* [Given problem A]: List every defined term that the loan amendment excerpt sets off in quotation marks.
* [Given problem B]: Carry on the loan amendment excerpt, writing the text that follows its last recital.

* [Excerpt]:
___

EXHIBIT 10.25.1

            FIRST AMENDMENT TO LOAN AND SECURITY AGREEMENT AND WAIVER


         THIS FIRST AMENDMENT TO LOAN AND SECURITY AGREEMENT AND WAIVER (this
"Amendment"), dated as of April 30, 2002, is entered into between CONGRESS
FINANCIAL CORPORATION (WESTERN), a California corporation ("Lender"), and DAVID
E. YOUNG, INC., a New York corporation ("Borrower").

                                    RECITALS

         A. Borrower and Lender have previously entered into that certain Loan
and Security Agreement dated February 22, 2001 (the "Loan Agreement"), pursuant
to which Lender has made certain loans and financial accommodations available to
Borrower. Terms used herein without definition shall have the meanings ascribed
to them in the Loan Agreement.

         B. Pursuant to that certain letter dated October 22, 2001, Lender has
notified Borrower and IPD of the occurrence and continuance of certain Events of
Default under the Loan Agreement (as set forth in such letter, the "Known
Existing Defaults").

         C. Borrower has requested that Lender waive the Known Existing Defaults
and amend the Loan Agreement on the terms and conditions set forth herein.

___

* [Given information]:
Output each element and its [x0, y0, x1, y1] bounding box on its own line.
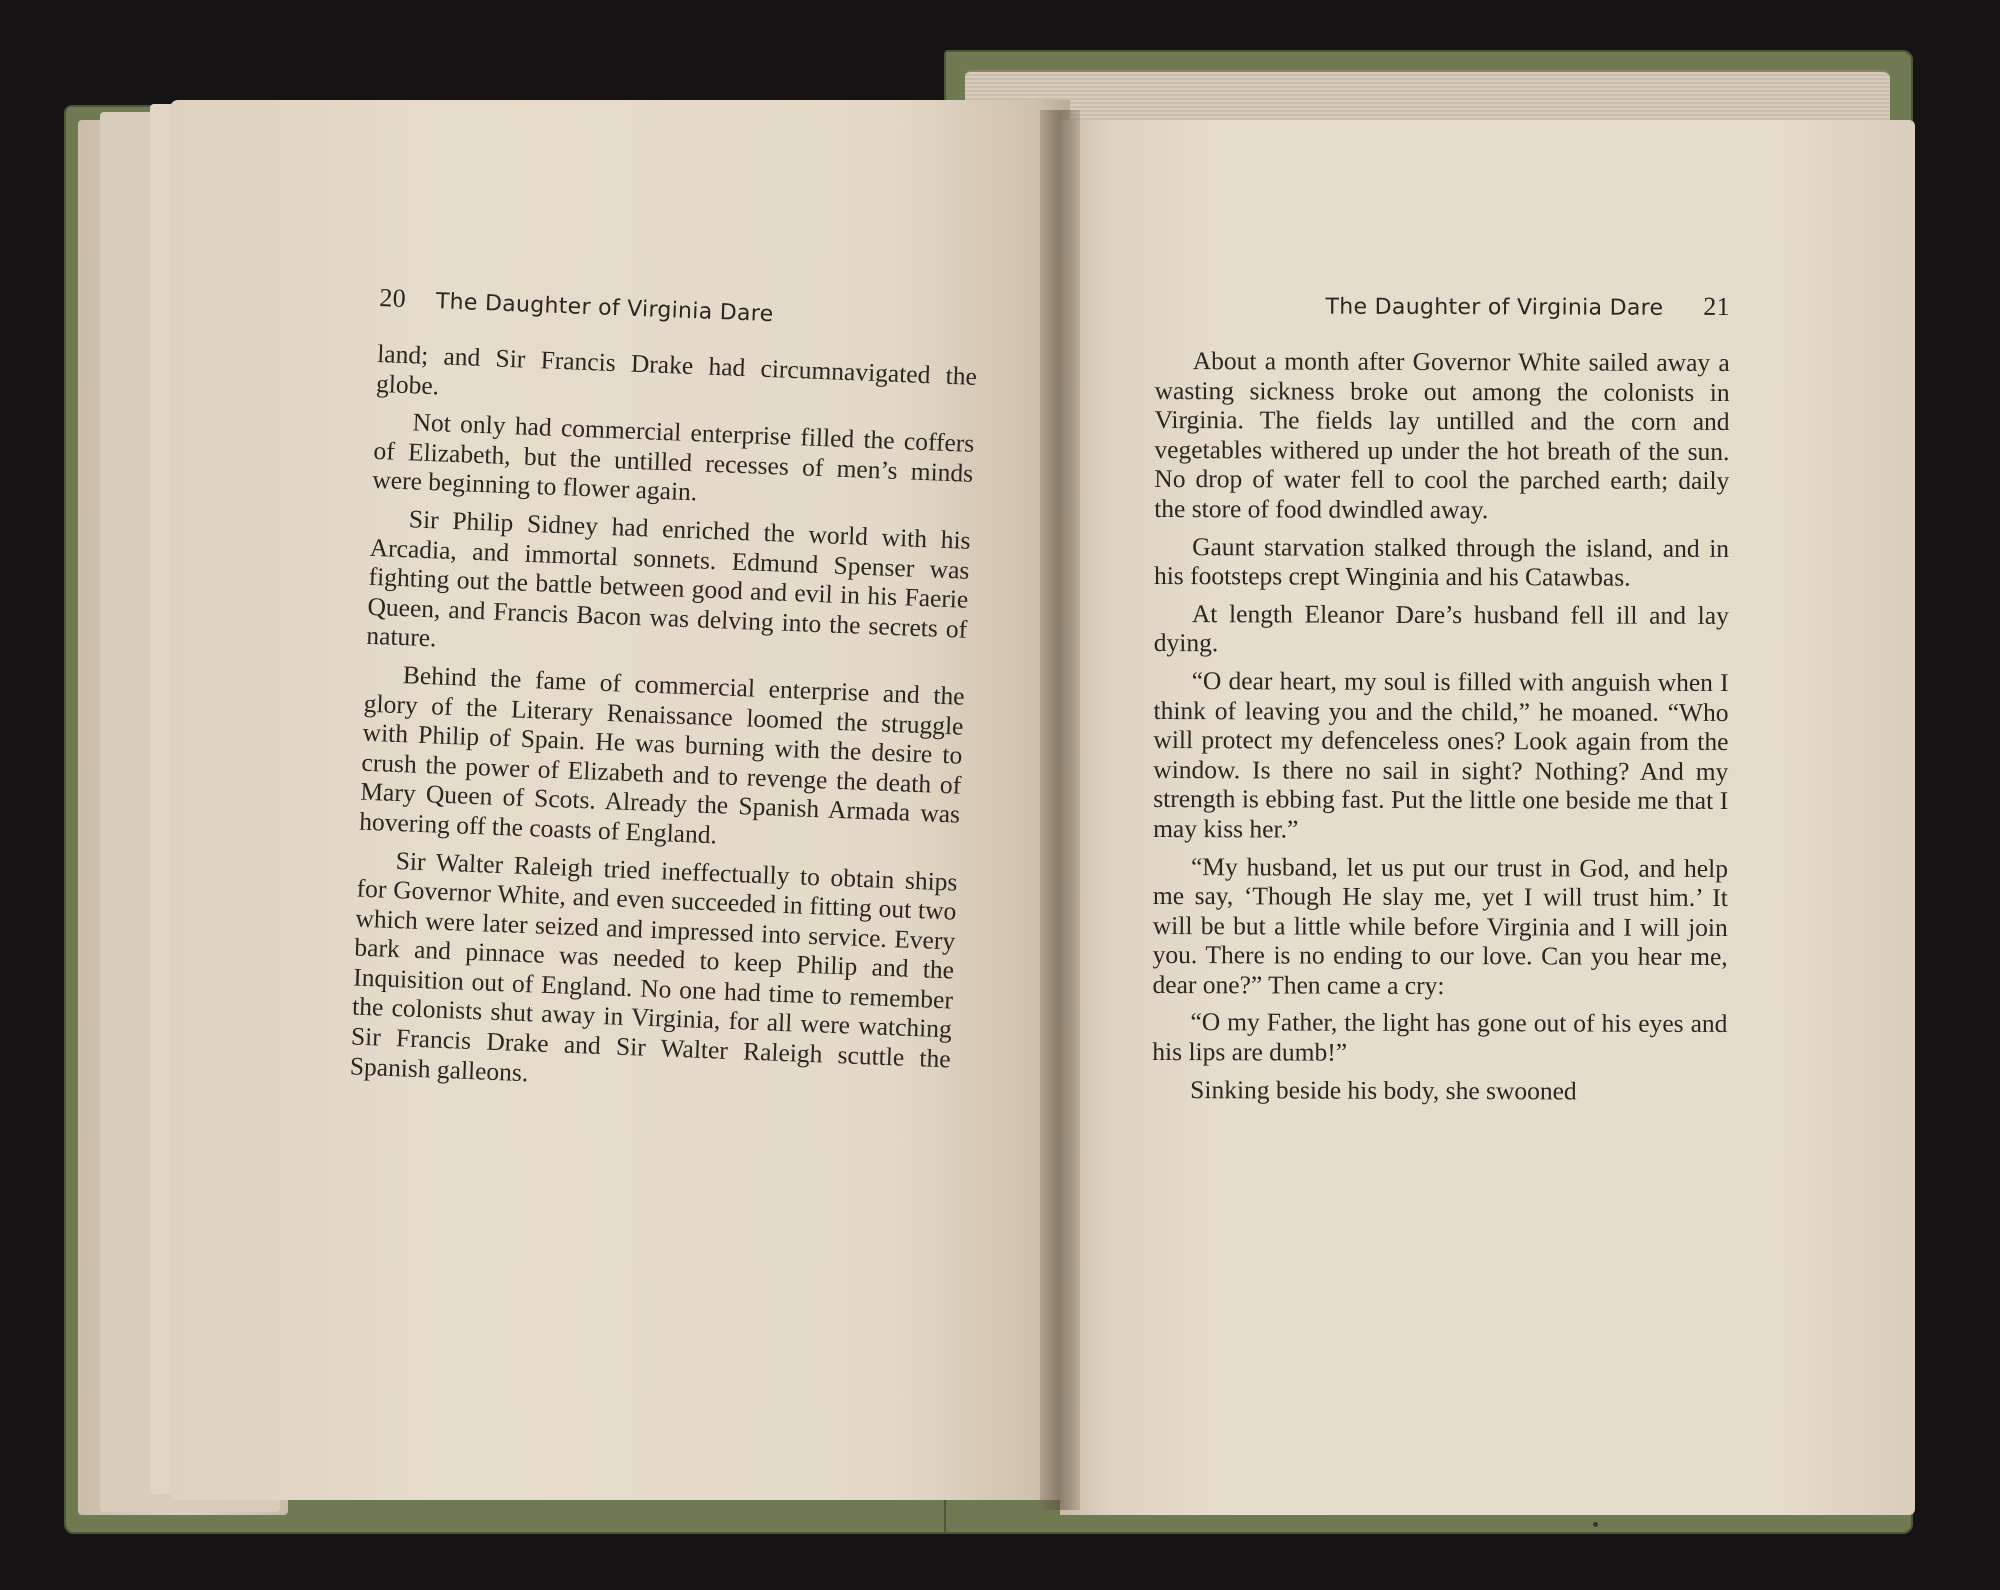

___

* [Written response A]: "Amendment", "Lender", "Borrower", "Loan Agreement", "Known Existing Defaults"

* [Written response B]:
         D. Borrower is entering into this Amendment with the understanding and
agreement that, except as specifically provided herein, none of Lender's rights
or remedies as set forth in the Loan Agreement is being waived or modified by
the terms of this Amendment.

                                    AGREEMENT

         NOW, THEREFORE, in consideration of the foregoing and the mutual
covenants herein contained, and for other good and valuable consideration, the
receipt and sufficiency of which are hereby acknowledged, the parties hereby
agree as follows:

         1. Amendments to Loan Agreement.

                  (a) Section 1.23 of the Loan Agreement is hereby amended and
restated to read in its entirety as follows:

                  "1.23 "EBITDA" shall mean, as to any Person, with respect to
                  any period, an amount equal to: (a) the Net Income of such
                  Person and its Subsidiaries for such period on a consolidated
                  basis determined in accordance with GAAP, plus (b)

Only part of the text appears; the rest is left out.